(Figure data in JSON)
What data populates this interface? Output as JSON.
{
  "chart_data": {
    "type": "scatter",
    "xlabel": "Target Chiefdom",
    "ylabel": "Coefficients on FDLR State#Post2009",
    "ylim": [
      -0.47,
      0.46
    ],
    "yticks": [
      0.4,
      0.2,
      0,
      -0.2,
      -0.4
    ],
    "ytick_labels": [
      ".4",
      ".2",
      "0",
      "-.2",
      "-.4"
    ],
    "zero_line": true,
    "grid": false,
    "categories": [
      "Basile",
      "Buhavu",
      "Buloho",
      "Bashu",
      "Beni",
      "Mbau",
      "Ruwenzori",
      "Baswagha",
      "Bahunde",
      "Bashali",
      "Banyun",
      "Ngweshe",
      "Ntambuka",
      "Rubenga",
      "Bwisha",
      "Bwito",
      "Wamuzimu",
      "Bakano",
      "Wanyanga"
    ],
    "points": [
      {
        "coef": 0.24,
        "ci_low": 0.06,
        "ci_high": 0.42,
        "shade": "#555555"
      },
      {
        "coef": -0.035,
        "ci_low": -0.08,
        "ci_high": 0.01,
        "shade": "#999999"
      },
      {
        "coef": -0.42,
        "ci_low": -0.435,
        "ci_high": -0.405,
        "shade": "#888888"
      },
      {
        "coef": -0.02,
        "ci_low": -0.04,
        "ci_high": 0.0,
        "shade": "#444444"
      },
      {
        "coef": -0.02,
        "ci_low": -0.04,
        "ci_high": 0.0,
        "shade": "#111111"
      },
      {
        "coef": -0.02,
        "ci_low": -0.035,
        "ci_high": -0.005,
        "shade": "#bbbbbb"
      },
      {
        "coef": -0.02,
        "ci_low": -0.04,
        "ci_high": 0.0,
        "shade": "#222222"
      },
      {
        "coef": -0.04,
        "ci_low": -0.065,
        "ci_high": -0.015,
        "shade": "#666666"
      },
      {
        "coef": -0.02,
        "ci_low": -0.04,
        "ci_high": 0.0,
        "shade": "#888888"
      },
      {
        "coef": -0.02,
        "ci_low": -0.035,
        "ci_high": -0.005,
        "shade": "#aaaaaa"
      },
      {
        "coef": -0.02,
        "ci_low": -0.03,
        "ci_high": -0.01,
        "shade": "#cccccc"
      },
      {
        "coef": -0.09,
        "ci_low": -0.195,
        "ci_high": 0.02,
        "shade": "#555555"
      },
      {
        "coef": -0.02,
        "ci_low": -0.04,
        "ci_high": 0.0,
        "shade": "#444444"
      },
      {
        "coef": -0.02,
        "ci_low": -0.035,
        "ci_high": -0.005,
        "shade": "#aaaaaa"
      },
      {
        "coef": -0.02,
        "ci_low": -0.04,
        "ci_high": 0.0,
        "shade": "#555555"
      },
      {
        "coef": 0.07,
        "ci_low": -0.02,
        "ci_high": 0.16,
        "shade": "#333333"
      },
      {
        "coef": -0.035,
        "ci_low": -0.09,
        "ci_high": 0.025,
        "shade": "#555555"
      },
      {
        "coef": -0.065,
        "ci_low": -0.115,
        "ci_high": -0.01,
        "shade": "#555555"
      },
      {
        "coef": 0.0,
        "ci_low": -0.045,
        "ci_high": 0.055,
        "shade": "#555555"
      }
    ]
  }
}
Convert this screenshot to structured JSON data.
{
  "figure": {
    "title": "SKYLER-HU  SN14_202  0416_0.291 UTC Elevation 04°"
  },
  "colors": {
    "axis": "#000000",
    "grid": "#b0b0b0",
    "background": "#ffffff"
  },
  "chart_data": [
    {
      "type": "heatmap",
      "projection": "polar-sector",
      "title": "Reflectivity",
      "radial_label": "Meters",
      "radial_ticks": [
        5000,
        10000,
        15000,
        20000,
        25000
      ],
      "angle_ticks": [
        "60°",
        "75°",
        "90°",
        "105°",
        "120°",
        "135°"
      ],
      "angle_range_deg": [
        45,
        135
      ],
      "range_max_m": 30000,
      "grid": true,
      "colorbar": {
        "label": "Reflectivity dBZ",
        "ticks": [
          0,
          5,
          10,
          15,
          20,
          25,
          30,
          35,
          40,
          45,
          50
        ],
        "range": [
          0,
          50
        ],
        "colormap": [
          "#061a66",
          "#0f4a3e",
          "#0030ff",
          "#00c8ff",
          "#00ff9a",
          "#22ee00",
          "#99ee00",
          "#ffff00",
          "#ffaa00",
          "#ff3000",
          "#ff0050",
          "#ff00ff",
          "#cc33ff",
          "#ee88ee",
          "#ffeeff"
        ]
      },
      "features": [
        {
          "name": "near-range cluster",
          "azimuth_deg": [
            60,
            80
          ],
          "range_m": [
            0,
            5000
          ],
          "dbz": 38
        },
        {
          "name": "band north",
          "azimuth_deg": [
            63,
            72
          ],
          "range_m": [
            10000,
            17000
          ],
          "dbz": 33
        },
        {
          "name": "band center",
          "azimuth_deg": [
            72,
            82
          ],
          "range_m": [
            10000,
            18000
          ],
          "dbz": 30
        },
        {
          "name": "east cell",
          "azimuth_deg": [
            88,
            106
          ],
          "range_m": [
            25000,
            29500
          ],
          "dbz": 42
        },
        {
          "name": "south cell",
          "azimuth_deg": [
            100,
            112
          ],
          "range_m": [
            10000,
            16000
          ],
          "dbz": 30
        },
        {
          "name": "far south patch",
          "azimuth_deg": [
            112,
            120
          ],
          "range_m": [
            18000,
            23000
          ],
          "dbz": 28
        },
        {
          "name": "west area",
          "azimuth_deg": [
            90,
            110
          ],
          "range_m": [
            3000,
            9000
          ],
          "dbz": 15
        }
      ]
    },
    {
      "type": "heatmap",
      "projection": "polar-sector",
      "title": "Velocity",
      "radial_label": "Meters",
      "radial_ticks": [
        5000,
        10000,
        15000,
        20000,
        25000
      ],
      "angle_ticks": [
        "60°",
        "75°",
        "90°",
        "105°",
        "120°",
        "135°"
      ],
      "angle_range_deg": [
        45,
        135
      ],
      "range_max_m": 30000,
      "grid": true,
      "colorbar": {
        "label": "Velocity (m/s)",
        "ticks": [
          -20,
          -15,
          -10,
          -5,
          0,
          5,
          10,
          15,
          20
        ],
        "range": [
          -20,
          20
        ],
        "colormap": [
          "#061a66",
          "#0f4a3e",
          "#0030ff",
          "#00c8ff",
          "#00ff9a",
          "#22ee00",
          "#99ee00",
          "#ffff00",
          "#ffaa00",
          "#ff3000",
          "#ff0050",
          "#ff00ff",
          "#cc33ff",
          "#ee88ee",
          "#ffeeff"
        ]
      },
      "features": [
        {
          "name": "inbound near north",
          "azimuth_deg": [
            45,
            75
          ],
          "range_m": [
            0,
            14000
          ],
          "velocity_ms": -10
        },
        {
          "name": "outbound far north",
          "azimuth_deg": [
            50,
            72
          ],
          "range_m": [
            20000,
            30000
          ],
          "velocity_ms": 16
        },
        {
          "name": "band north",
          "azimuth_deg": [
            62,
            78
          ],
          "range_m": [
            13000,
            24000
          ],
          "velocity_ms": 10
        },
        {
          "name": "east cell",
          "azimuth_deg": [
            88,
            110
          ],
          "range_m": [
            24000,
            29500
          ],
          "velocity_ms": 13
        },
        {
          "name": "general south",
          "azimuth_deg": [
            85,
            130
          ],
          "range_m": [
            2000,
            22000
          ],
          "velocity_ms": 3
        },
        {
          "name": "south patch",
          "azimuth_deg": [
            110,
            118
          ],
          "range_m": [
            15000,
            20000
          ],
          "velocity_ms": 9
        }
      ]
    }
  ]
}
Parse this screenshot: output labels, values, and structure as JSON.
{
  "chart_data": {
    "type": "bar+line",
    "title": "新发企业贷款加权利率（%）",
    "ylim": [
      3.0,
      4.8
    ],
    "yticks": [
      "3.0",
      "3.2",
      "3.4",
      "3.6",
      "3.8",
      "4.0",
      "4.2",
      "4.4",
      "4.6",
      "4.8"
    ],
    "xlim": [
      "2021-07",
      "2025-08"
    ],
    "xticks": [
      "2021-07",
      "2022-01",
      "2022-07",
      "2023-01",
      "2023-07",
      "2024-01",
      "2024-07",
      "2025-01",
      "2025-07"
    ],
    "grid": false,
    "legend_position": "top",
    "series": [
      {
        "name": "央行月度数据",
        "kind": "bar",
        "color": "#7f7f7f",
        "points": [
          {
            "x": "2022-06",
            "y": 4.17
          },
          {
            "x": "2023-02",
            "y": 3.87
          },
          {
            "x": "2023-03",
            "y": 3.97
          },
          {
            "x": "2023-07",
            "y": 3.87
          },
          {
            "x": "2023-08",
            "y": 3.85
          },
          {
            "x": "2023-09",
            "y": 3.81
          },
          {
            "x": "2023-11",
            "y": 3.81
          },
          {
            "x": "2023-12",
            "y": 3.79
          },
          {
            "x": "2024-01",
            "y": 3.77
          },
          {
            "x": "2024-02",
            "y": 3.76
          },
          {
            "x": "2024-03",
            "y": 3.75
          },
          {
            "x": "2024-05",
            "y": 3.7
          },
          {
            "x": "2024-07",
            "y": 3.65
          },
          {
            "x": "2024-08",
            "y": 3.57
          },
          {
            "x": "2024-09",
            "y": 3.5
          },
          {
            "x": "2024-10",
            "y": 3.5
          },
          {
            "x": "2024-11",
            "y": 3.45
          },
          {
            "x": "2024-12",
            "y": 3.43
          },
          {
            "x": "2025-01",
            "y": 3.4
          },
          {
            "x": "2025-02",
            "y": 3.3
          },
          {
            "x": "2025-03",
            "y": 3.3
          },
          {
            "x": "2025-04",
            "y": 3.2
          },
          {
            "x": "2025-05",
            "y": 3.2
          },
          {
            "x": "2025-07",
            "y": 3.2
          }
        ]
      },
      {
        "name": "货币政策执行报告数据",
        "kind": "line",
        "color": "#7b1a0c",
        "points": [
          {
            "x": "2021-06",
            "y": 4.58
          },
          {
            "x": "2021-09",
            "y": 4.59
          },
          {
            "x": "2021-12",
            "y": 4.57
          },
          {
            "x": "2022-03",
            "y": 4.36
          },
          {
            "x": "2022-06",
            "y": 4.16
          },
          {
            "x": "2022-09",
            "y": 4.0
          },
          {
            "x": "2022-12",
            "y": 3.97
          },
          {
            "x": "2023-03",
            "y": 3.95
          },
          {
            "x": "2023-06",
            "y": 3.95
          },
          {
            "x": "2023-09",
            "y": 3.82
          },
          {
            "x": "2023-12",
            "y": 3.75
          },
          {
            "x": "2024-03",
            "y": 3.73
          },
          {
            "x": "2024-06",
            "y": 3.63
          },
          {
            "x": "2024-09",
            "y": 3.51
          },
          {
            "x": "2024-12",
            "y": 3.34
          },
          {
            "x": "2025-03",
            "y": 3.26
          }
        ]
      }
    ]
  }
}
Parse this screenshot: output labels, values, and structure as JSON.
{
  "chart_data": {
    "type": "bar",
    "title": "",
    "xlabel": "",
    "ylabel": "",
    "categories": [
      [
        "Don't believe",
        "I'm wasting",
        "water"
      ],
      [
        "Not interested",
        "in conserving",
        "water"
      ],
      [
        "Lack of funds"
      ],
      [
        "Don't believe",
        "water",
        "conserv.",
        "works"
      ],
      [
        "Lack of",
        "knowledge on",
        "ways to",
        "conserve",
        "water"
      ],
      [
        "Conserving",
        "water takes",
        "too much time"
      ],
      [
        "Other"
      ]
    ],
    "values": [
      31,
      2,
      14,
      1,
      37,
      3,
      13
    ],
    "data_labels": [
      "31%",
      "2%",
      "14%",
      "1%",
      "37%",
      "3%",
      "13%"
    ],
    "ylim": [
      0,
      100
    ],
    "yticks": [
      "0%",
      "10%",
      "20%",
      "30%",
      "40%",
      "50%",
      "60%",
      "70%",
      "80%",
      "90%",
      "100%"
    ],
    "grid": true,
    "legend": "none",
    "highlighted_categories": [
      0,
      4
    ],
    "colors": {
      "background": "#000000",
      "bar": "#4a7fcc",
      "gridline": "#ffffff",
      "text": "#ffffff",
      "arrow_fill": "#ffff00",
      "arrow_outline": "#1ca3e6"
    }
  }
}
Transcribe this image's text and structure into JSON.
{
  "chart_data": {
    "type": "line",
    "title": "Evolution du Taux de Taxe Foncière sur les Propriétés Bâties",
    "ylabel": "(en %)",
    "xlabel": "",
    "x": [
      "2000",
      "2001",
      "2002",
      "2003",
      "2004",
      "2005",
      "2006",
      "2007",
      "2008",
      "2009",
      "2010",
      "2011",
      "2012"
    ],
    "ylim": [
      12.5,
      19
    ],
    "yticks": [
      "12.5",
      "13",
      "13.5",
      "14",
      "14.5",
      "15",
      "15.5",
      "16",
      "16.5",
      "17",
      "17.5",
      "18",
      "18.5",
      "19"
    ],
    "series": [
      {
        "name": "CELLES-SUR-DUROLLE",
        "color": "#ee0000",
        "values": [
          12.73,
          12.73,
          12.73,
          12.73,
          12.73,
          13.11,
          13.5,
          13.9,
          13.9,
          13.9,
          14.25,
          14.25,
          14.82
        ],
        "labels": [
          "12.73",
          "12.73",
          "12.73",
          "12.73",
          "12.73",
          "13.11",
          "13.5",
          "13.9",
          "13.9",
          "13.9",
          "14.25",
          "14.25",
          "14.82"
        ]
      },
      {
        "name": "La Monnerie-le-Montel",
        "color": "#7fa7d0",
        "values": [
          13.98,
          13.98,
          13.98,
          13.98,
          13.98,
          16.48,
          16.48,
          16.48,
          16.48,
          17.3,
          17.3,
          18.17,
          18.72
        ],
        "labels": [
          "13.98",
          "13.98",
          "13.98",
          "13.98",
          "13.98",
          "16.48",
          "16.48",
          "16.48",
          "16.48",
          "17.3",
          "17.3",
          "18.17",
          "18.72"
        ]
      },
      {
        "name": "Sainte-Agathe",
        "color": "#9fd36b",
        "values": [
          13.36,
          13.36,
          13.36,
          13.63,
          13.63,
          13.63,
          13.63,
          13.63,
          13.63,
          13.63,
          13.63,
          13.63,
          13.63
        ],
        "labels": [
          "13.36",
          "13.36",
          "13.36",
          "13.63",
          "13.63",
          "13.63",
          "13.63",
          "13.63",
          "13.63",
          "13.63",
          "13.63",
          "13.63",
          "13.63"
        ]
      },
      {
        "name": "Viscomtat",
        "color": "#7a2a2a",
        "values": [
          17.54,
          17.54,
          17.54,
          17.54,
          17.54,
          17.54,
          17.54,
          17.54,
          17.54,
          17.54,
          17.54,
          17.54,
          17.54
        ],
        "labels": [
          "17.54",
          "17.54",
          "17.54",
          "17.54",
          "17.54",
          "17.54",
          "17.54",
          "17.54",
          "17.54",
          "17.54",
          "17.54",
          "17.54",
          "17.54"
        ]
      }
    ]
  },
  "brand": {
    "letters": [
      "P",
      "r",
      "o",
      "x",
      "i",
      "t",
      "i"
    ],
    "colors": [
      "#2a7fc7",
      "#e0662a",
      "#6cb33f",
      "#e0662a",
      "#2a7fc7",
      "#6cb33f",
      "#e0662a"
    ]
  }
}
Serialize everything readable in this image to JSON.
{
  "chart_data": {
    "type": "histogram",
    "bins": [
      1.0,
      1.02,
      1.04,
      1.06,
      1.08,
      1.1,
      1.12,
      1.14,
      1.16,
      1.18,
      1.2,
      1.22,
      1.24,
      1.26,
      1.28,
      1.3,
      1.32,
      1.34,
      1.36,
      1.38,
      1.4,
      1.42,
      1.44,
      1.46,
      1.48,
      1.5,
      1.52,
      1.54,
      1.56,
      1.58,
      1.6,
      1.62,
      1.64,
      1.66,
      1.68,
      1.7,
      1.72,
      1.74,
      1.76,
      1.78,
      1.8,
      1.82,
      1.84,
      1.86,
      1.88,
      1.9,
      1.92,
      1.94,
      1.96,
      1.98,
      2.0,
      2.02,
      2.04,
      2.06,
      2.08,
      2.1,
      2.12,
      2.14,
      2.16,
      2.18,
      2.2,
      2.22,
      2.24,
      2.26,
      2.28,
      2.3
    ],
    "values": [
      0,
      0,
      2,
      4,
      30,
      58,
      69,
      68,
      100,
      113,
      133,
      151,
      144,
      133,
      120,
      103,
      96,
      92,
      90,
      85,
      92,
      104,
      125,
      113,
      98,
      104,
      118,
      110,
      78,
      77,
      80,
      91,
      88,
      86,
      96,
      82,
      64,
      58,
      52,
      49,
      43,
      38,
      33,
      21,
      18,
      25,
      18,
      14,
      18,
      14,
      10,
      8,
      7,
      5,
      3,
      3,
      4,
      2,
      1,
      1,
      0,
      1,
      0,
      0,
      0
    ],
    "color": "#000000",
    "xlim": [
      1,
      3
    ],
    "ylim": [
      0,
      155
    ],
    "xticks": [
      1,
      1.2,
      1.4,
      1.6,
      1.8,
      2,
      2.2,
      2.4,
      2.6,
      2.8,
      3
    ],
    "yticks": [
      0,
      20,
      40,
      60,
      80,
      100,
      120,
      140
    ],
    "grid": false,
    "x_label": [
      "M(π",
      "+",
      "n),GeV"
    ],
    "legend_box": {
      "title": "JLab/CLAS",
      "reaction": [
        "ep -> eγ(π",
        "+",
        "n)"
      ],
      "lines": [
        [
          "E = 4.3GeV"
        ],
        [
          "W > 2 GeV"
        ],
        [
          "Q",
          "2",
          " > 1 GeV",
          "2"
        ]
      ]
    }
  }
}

• [Given instruction] Copy each line containing the word "image" from the data.

• [Answer]
Transcribe this image's text and structure into JSON.
Serialize everything readable in this image to JSON.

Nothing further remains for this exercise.